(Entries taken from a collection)
§
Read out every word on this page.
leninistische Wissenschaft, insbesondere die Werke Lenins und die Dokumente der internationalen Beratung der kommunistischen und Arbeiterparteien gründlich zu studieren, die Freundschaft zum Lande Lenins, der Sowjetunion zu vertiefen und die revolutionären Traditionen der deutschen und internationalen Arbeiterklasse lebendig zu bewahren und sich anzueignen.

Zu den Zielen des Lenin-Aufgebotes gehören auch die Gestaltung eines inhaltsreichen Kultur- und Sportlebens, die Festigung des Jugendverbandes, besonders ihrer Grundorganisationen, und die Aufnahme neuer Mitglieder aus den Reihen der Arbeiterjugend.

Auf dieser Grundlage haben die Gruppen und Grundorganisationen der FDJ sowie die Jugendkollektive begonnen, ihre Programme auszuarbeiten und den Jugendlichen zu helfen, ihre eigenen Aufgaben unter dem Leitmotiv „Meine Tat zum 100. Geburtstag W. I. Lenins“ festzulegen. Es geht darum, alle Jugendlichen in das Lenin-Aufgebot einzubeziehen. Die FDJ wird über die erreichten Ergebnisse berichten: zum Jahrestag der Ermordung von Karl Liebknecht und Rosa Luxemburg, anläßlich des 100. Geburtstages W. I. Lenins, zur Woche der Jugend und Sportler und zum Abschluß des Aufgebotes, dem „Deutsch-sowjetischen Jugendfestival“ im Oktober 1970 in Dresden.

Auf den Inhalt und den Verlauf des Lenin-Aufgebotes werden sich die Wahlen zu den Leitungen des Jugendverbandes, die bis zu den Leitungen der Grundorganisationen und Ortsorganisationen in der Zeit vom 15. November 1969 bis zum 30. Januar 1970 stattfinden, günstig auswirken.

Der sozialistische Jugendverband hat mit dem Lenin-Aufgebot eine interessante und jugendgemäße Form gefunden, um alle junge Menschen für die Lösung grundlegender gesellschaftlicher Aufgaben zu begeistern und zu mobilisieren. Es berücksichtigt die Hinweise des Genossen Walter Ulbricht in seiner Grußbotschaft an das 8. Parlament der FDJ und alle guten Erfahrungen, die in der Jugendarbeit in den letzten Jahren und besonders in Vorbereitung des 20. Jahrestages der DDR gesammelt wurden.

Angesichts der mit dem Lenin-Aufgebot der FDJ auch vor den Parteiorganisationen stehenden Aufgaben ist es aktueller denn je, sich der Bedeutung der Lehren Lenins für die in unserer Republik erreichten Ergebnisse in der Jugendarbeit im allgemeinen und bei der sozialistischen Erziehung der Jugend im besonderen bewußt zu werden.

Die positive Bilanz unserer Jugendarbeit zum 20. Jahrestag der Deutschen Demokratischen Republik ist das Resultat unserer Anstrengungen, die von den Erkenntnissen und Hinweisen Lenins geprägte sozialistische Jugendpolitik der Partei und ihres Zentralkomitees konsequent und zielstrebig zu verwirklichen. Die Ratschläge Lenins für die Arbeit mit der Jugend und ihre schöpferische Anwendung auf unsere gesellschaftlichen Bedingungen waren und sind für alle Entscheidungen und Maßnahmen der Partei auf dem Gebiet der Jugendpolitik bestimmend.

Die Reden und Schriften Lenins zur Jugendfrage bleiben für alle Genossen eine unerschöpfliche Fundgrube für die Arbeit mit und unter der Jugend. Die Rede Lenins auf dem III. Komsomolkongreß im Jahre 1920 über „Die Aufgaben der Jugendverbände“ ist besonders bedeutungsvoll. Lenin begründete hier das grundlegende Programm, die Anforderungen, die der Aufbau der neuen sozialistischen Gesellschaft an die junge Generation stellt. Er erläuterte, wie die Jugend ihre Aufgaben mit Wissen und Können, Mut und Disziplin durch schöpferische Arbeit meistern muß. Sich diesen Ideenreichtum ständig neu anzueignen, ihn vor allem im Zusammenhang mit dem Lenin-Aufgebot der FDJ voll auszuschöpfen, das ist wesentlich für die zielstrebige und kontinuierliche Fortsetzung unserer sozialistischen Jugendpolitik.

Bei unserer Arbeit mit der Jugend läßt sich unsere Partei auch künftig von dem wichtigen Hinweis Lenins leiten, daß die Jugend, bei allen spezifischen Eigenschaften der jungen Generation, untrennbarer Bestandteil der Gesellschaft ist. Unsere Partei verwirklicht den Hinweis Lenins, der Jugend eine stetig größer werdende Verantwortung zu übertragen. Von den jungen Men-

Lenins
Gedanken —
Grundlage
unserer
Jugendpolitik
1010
§
● **TO BE DONE**
Output the entries exactly.

● **THE RESULT**
Read out every word on this page.
leninistische Wissenschaft, insbesondere die Werke Lenins und die Dokumente der internationalen Beratung der kommunistischen und Arbeiterparteien gründlich zu studieren, die Freundschaft zum Lande Lenins, der Sowjetunion zu vertiefen und die revolutionären Traditionen der deutschen und internationalen Arbeiterklasse lebendig zu bewahren und sich anzueignen.

Zu den Zielen des Lenin-Aufgebotes gehören auch die Gestaltung eines inhaltsreichen Kultur- und Sportlebens, die Festigung des Jugendverbandes, besonders ihrer Grundorganisationen, und die Aufnahme neuer Mitglieder aus den Reihen der Arbeiterjugend.

Auf dieser Grundlage haben die Gruppen und Grundorganisationen der FDJ sowie die Jugendkollektive begonnen, ihre Programme auszuarbeiten und den Jugendlichen zu helfen, ihre eigenen Aufgaben unter dem Leitmotiv „Meine Tat zum 100. Geburtstag W. I. Lenins“ festzulegen. Es geht darum, alle Jugendlichen in das Lenin-Aufgebot einzubeziehen. Die FDJ wird über die erreichten Ergebnisse berichten: zum Jahrestag der Ermordung von Karl Liebknecht und Rosa Luxemburg, anläßlich des 100. Geburtstages W. I. Lenins, zur Woche der Jugend und Sportler und zum Abschluß des Aufgebotes, dem „Deutsch-sowjetischen Jugendfestival“ im Oktober 1970 in Dresden.

Auf den Inhalt und den Verlauf des Lenin-Aufgebotes werden sich die Wahlen zu den Leitungen des Jugendverbandes, die bis zu den Leitungen der Grundorganisationen und Ortsorganisationen in der Zeit vom 15. November 1969 bis zum 30. Januar 1970 stattfinden, günstig auswirken.

Der sozialistische Jugendverband hat mit dem Lenin-Aufgebot eine interessante und jugendgemäße Form gefunden, um alle junge Menschen für die Lösung grundlegender gesellschaftlicher Aufgaben zu begeistern und zu mobilisieren. Es berücksichtigt die Hinweise des Genossen Walter Ulbricht in seiner Grußbotschaft an das 8. Parlament der FDJ und alle guten Erfahrungen, die in der Jugendarbeit in den letzten Jahren und besonders in Vorbereitung des 20. Jahrestages der DDR gesammelt wurden.

Angesichts der mit dem Lenin-Aufgebot der FDJ auch vor den Parteiorganisationen stehenden Aufgaben ist es aktueller denn je, sich der Bedeutung der Lehren Lenins für die in unserer Republik erreichten Ergebnisse in der Jugendarbeit im allgemeinen und bei der sozialistischen Erziehung der Jugend im besonderen bewußt zu werden.

Die positive Bilanz unserer Jugendarbeit zum 20. Jahrestag der Deutschen Demokratischen Republik ist das Resultat unserer Anstrengungen, die von den Erkenntnissen und Hinweisen Lenins geprägte sozialistische Jugendpolitik der Partei und ihres Zentralkomitees konsequent und zielstrebig zu verwirklichen. Die Ratschläge Lenins für die Arbeit mit der Jugend und ihre schöpferische Anwendung auf unsere gesellschaftlichen Bedingungen waren und sind für alle Entscheidungen und Maßnahmen der Partei auf dem Gebiet der Jugendpolitik bestimmend.

Die Reden und Schriften Lenins zur Jugendfrage bleiben für alle Genossen eine unerschöpfliche Fundgrube für die Arbeit mit und unter der Jugend. Die Rede Lenins auf dem III. Komsomolkongreß im Jahre 1920 über „Die Aufgaben der Jugendverbände“ ist besonders bedeutungsvoll. Lenin begründete hier das grundlegende Programm, die Anforderungen, die der Aufbau der neuen sozialistischen Gesellschaft an die junge Generation stellt. Er erläuterte, wie die Jugend ihre Aufgaben mit Wissen und Können, Mut und Disziplin durch schöpferische Arbeit meistern muß. Sich diesen Ideenreichtum ständig neu anzueignen, ihn vor allem im Zusammenhang mit dem Lenin-Aufgebot der FDJ voll auszuschöpfen, das ist wesentlich für die zielstrebige und kontinuierliche Fortsetzung unserer sozialistischen Jugendpolitik.

Bei unserer Arbeit mit der Jugend läßt sich unsere Partei auch künftig von dem wichtigen Hinweis Lenins leiten, daß die Jugend, bei allen spezifischen Eigenschaften der jungen Generation, untrennbarer Bestandteil der Gesellschaft ist. Unsere Partei verwirklicht den Hinweis Lenins, der Jugend eine stetig größer werdende Verantwortung zu übertragen. Von den jungen Men-

Lenins
Gedanken —
Grundlage
unserer
Jugendpolitik
1010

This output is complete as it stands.